— Begin Records supplied —

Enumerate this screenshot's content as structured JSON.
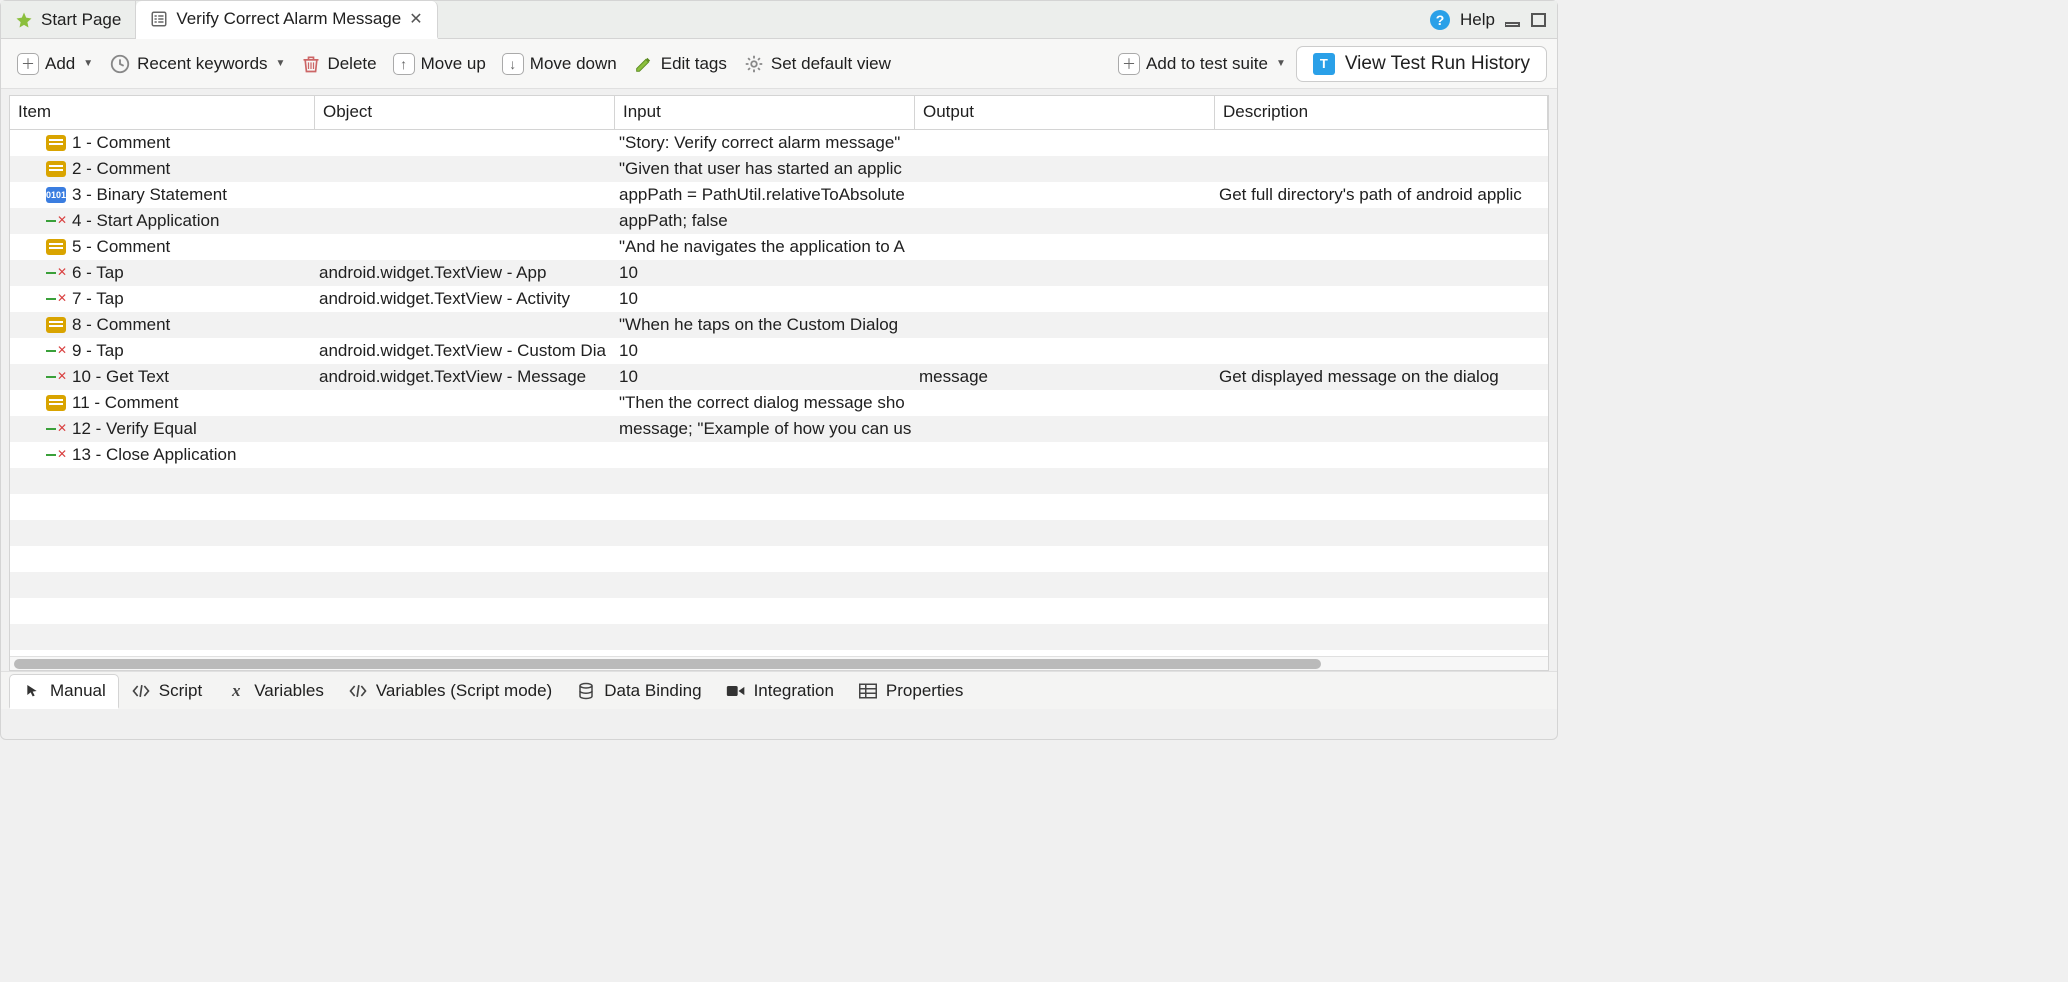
{
  "tabs": [
    {
      "label": "Start Page",
      "active": false
    },
    {
      "label": "Verify Correct Alarm Message",
      "active": true
    }
  ],
  "help_label": "Help",
  "toolbar": {
    "add": "Add",
    "recent": "Recent keywords",
    "delete": "Delete",
    "move_up": "Move up",
    "move_down": "Move down",
    "edit_tags": "Edit tags",
    "set_default": "Set default view",
    "add_to_suite": "Add to test suite",
    "view_history": "View Test Run History"
  },
  "columns": {
    "item": "Item",
    "object": "Object",
    "input": "Input",
    "output": "Output",
    "description": "Description"
  },
  "rows": [
    {
      "icon": "comment",
      "item": "1 - Comment",
      "object": "",
      "input": "\"Story: Verify correct alarm message\"",
      "output": "",
      "desc": ""
    },
    {
      "icon": "comment",
      "item": "2 - Comment",
      "object": "",
      "input": "\"Given that user has started an applic",
      "output": "",
      "desc": ""
    },
    {
      "icon": "binary",
      "item": "3 - Binary Statement",
      "object": "",
      "input": "appPath = PathUtil.relativeToAbsolute",
      "output": "",
      "desc": "Get full directory's path of android applic"
    },
    {
      "icon": "action",
      "item": "4 - Start Application",
      "object": "",
      "input": "appPath; false",
      "output": "",
      "desc": ""
    },
    {
      "icon": "comment",
      "item": "5 - Comment",
      "object": "",
      "input": "\"And he navigates the application to A",
      "output": "",
      "desc": ""
    },
    {
      "icon": "action",
      "item": "6 - Tap",
      "object": "android.widget.TextView - App",
      "input": "10",
      "output": "",
      "desc": ""
    },
    {
      "icon": "action",
      "item": "7 - Tap",
      "object": "android.widget.TextView - Activity",
      "input": "10",
      "output": "",
      "desc": ""
    },
    {
      "icon": "comment",
      "item": "8 - Comment",
      "object": "",
      "input": "\"When he taps on the Custom Dialog",
      "output": "",
      "desc": ""
    },
    {
      "icon": "action",
      "item": "9 - Tap",
      "object": "android.widget.TextView - Custom Dia",
      "input": "10",
      "output": "",
      "desc": ""
    },
    {
      "icon": "action",
      "item": "10 - Get Text",
      "object": "android.widget.TextView - Message",
      "input": "10",
      "output": "message",
      "desc": "Get displayed message on the dialog"
    },
    {
      "icon": "comment",
      "item": "11 - Comment",
      "object": "",
      "input": "\"Then the correct dialog message sho",
      "output": "",
      "desc": ""
    },
    {
      "icon": "action",
      "item": "12 - Verify Equal",
      "object": "",
      "input": "message; \"Example of how you can us",
      "output": "",
      "desc": ""
    },
    {
      "icon": "action",
      "item": "13 - Close Application",
      "object": "",
      "input": "",
      "output": "",
      "desc": ""
    }
  ],
  "bottom_tabs": {
    "manual": "Manual",
    "script": "Script",
    "variables": "Variables",
    "variables_script": "Variables (Script mode)",
    "data_binding": "Data Binding",
    "integration": "Integration",
    "properties": "Properties"
  }
}
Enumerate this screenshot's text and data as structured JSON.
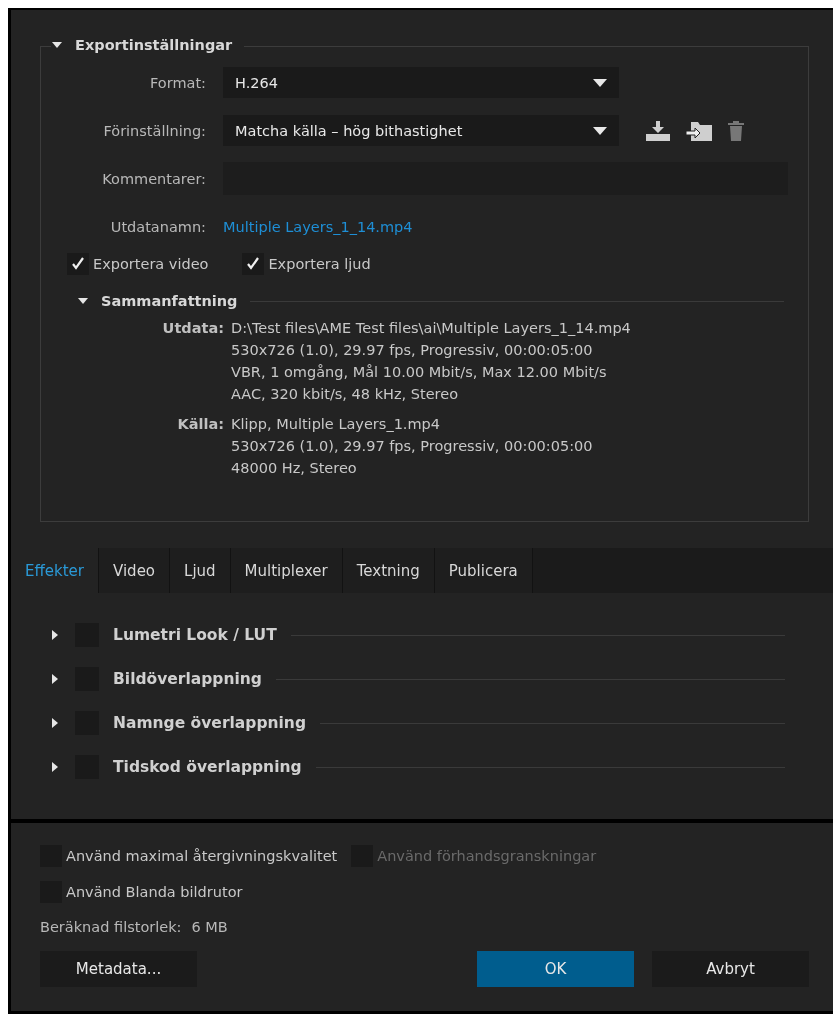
{
  "export_settings": {
    "title": "Exportinställningar",
    "expanded": true,
    "format": {
      "label": "Format:",
      "value": "H.264"
    },
    "preset": {
      "label": "Förinställning:",
      "value": "Matcha källa – hög bithastighet"
    },
    "comments": {
      "label": "Kommentarer:"
    },
    "output_name": {
      "label": "Utdatanamn:",
      "value": "Multiple Layers_1_14.mp4"
    },
    "checkboxes": [
      {
        "label": "Exportera video",
        "checked": true
      },
      {
        "label": "Exportera ljud",
        "checked": true
      }
    ],
    "summary": {
      "title": "Sammanfattning",
      "expanded": true,
      "entries": [
        {
          "label": "Utdata:",
          "lines": [
            "D:\\Test files\\AME Test files\\ai\\Multiple Layers_1_14.mp4",
            "530x726 (1.0), 29.97 fps, Progressiv, 00:00:05:00",
            "VBR, 1 omgång, Mål 10.00 Mbit/s, Max 12.00 Mbit/s",
            "AAC, 320 kbit/s, 48 kHz, Stereo"
          ]
        },
        {
          "label": "Källa:",
          "lines": [
            "Klipp, Multiple Layers_1.mp4",
            "530x726 (1.0), 29.97 fps, Progressiv, 00:00:05:00",
            "48000 Hz, Stereo"
          ]
        }
      ]
    }
  },
  "tabs": [
    {
      "label": "Effekter",
      "selected": true
    },
    {
      "label": "Video",
      "selected": false
    },
    {
      "label": "Ljud",
      "selected": false
    },
    {
      "label": "Multiplexer",
      "selected": false
    },
    {
      "label": "Textning",
      "selected": false
    },
    {
      "label": "Publicera",
      "selected": false
    }
  ],
  "effects": [
    {
      "label": "Lumetri Look / LUT",
      "expanded": false,
      "checked": false
    },
    {
      "label": "Bildöverlappning",
      "expanded": false,
      "checked": false
    },
    {
      "label": "Namnge överlappning",
      "expanded": false,
      "checked": false
    },
    {
      "label": "Tidskod överlappning",
      "expanded": false,
      "checked": false
    }
  ],
  "options": [
    {
      "label": "Använd maximal återgivningskvalitet",
      "checked": false,
      "disabled": false
    },
    {
      "label": "Använd förhandsgranskningar",
      "checked": false,
      "disabled": true
    },
    {
      "label": "Använd Blanda bildrutor",
      "checked": false,
      "disabled": false
    }
  ],
  "file_size": {
    "label": "Beräknad filstorlek:",
    "value": "6 MB"
  },
  "buttons": [
    {
      "label": "Metadata...",
      "kind": "secondary"
    },
    {
      "label": "OK",
      "kind": "primary"
    },
    {
      "label": "Avbryt",
      "kind": "secondary"
    }
  ]
}
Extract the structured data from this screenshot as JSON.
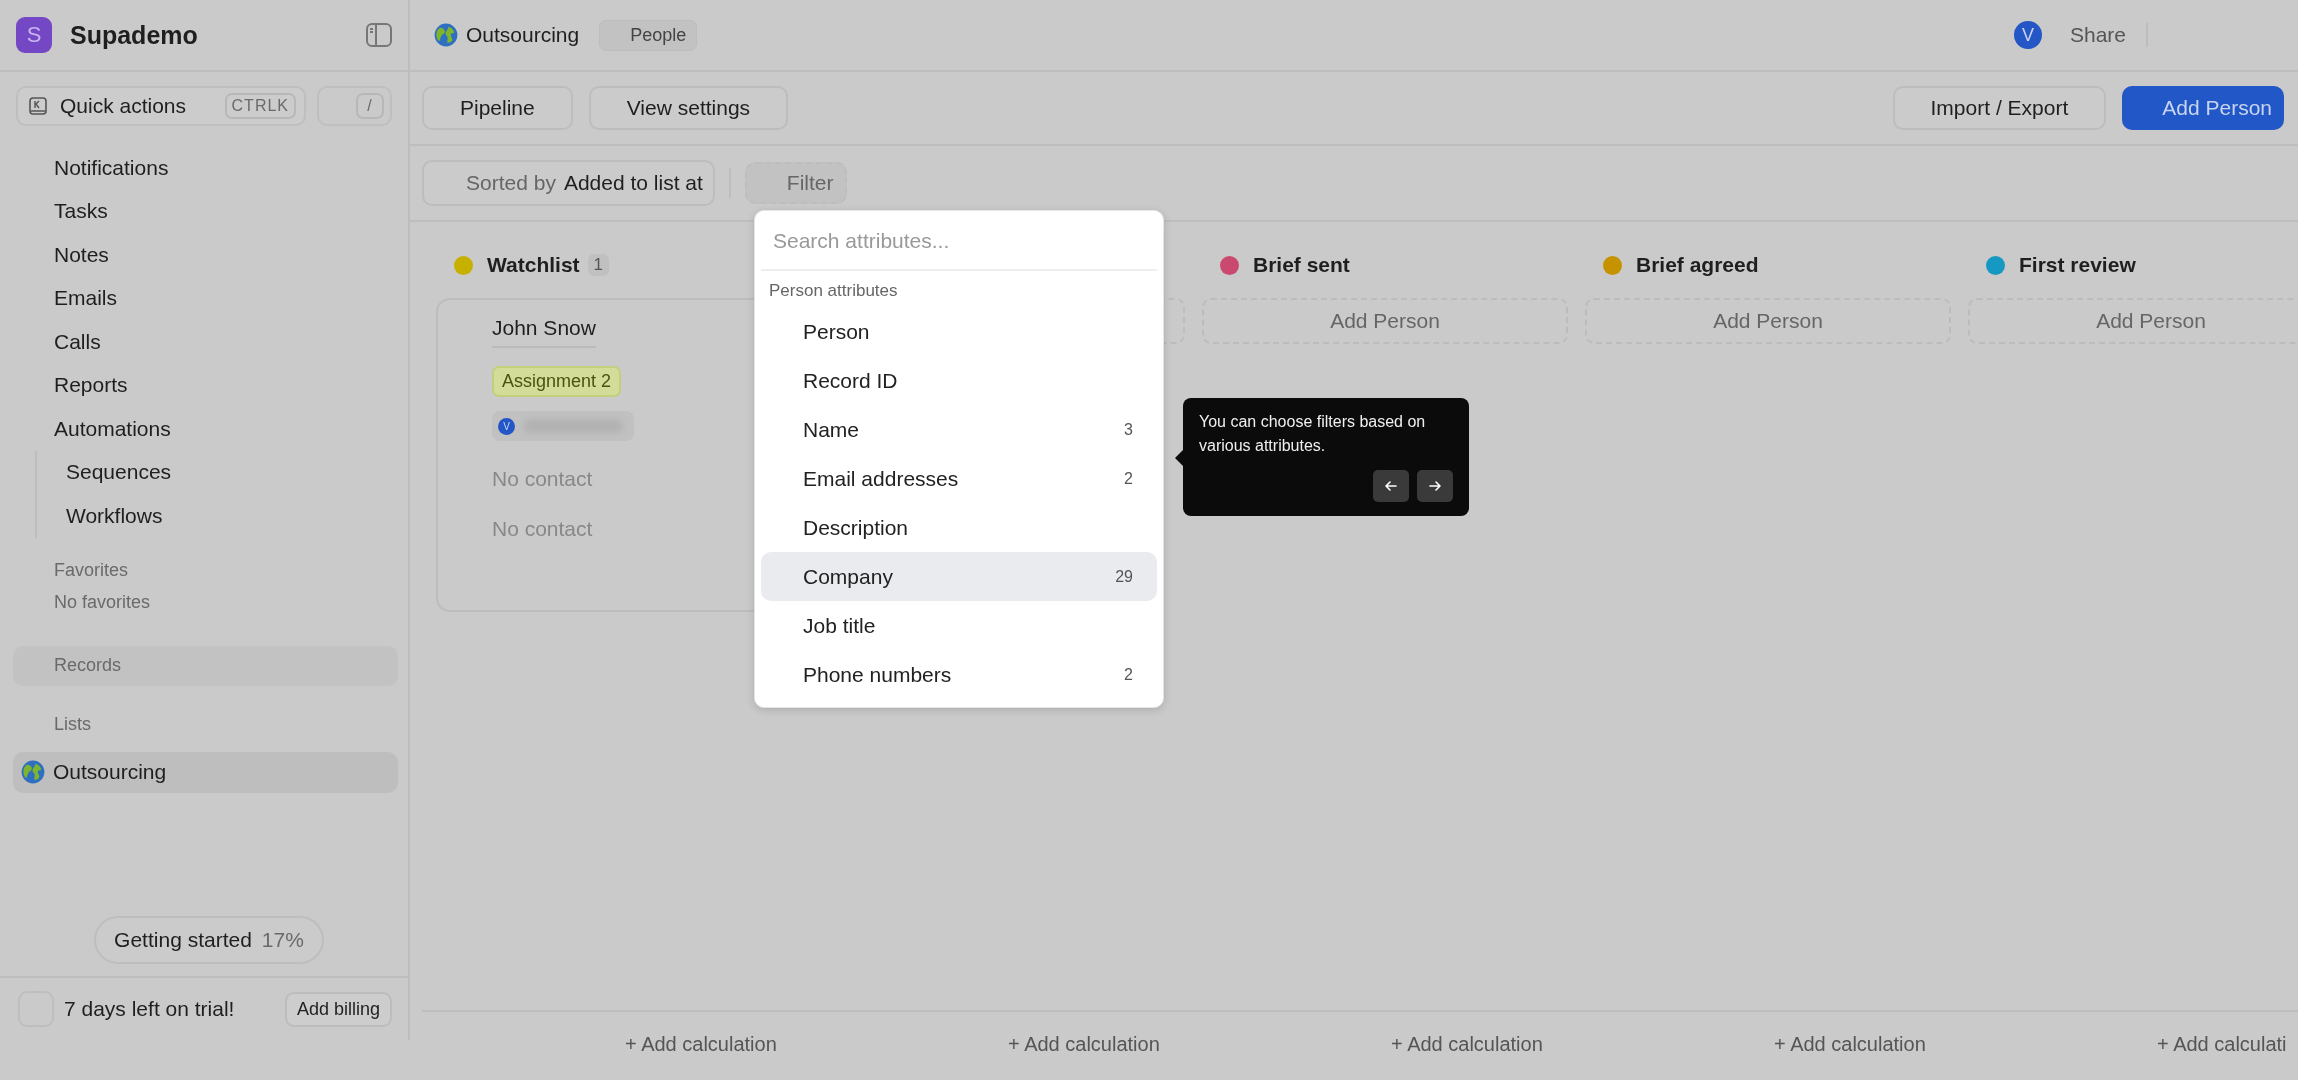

— End Records supplied —

Given task> From the listing, extract all text exactly as given and drop any picture.

Exercise result>
Enumerate this screenshot's content as structured JSON.
{
  "tabs": [
    {
      "label": "Start Page",
      "active": false
    },
    {
      "label": "Verify Correct Alarm Message",
      "active": true
    }
  ],
  "help_label": "Help",
  "toolbar": {
    "add": "Add",
    "recent": "Recent keywords",
    "delete": "Delete",
    "move_up": "Move up",
    "move_down": "Move down",
    "edit_tags": "Edit tags",
    "set_default": "Set default view",
    "add_to_suite": "Add to test suite",
    "view_history": "View Test Run History"
  },
  "columns": {
    "item": "Item",
    "object": "Object",
    "input": "Input",
    "output": "Output",
    "description": "Description"
  },
  "rows": [
    {
      "icon": "comment",
      "item": "1 - Comment",
      "object": "",
      "input": "\"Story: Verify correct alarm message\"",
      "output": "",
      "desc": ""
    },
    {
      "icon": "comment",
      "item": "2 - Comment",
      "object": "",
      "input": "\"Given that user has started an applic",
      "output": "",
      "desc": ""
    },
    {
      "icon": "binary",
      "item": "3 - Binary Statement",
      "object": "",
      "input": "appPath = PathUtil.relativeToAbsolute",
      "output": "",
      "desc": "Get full directory's path of android applic"
    },
    {
      "icon": "action",
      "item": "4 - Start Application",
      "object": "",
      "input": "appPath; false",
      "output": "",
      "desc": ""
    },
    {
      "icon": "comment",
      "item": "5 - Comment",
      "object": "",
      "input": "\"And he navigates the application to A",
      "output": "",
      "desc": ""
    },
    {
      "icon": "action",
      "item": "6 - Tap",
      "object": "android.widget.TextView - App",
      "input": "10",
      "output": "",
      "desc": ""
    },
    {
      "icon": "action",
      "item": "7 - Tap",
      "object": "android.widget.TextView - Activity",
      "input": "10",
      "output": "",
      "desc": ""
    },
    {
      "icon": "comment",
      "item": "8 - Comment",
      "object": "",
      "input": "\"When he taps on the Custom Dialog",
      "output": "",
      "desc": ""
    },
    {
      "icon": "action",
      "item": "9 - Tap",
      "object": "android.widget.TextView - Custom Dia",
      "input": "10",
      "output": "",
      "desc": ""
    },
    {
      "icon": "action",
      "item": "10 - Get Text",
      "object": "android.widget.TextView - Message",
      "input": "10",
      "output": "message",
      "desc": "Get displayed message on the dialog"
    },
    {
      "icon": "comment",
      "item": "11 - Comment",
      "object": "",
      "input": "\"Then the correct dialog message sho",
      "output": "",
      "desc": ""
    },
    {
      "icon": "action",
      "item": "12 - Verify Equal",
      "object": "",
      "input": "message; \"Example of how you can us",
      "output": "",
      "desc": ""
    },
    {
      "icon": "action",
      "item": "13 - Close Application",
      "object": "",
      "input": "",
      "output": "",
      "desc": ""
    }
  ],
  "bottom_tabs": {
    "manual": "Manual",
    "script": "Script",
    "variables": "Variables",
    "variables_script": "Variables (Script mode)",
    "data_binding": "Data Binding",
    "integration": "Integration",
    "properties": "Properties"
  }
}
Enumerate this screenshot's text and data as structured JSON.
{
  "export_settings": {
    "title": "Exportinställningar",
    "expanded": true,
    "format": {
      "label": "Format:",
      "value": "H.264"
    },
    "preset": {
      "label": "Förinställning:",
      "value": "Matcha källa – hög bithastighet"
    },
    "comments": {
      "label": "Kommentarer:"
    },
    "output_name": {
      "label": "Utdatanamn:",
      "value": "Multiple Layers_1_14.mp4"
    },
    "checkboxes": [
      {
        "label": "Exportera video",
        "checked": true
      },
      {
        "label": "Exportera ljud",
        "checked": true
      }
    ],
    "summary": {
      "title": "Sammanfattning",
      "expanded": true,
      "entries": [
        {
          "label": "Utdata:",
          "lines": [
            "D:\\Test files\\AME Test files\\ai\\Multiple Layers_1_14.mp4",
            "530x726 (1.0), 29.97 fps, Progressiv, 00:00:05:00",
            "VBR, 1 omgång, Mål 10.00 Mbit/s, Max 12.00 Mbit/s",
            "AAC, 320 kbit/s, 48 kHz, Stereo"
          ]
        },
        {
          "label": "Källa:",
          "lines": [
            "Klipp, Multiple Layers_1.mp4",
            "530x726 (1.0), 29.97 fps, Progressiv, 00:00:05:00",
            "48000 Hz, Stereo"
          ]
        }
      ]
    }
  },
  "tabs": [
    {
      "label": "Effekter",
      "selected": true
    },
    {
      "label": "Video",
      "selected": false
    },
    {
      "label": "Ljud",
      "selected": false
    },
    {
      "label": "Multiplexer",
      "selected": false
    },
    {
      "label": "Textning",
      "selected": false
    },
    {
      "label": "Publicera",
      "selected": false
    }
  ],
  "effects": [
    {
      "label": "Lumetri Look / LUT",
      "expanded": false,
      "checked": false
    },
    {
      "label": "Bildöverlappning",
      "expanded": false,
      "checked": false
    },
    {
      "label": "Namnge överlappning",
      "expanded": false,
      "checked": false
    },
    {
      "label": "Tidskod överlappning",
      "expanded": false,
      "checked": false
    }
  ],
  "options": [
    {
      "label": "Använd maximal återgivningskvalitet",
      "checked": false,
      "disabled": false
    },
    {
      "label": "Använd förhandsgranskningar",
      "checked": false,
      "disabled": true
    },
    {
      "label": "Använd Blanda bildrutor",
      "checked": false,
      "disabled": false
    }
  ],
  "file_size": {
    "label": "Beräknad filstorlek:",
    "value": "6 MB"
  },
  "buttons": [
    {
      "label": "Metadata...",
      "kind": "secondary"
    },
    {
      "label": "OK",
      "kind": "primary"
    },
    {
      "label": "Avbryt",
      "kind": "secondary"
    }
  ]
}
Extract the structured data from this screenshot as JSON.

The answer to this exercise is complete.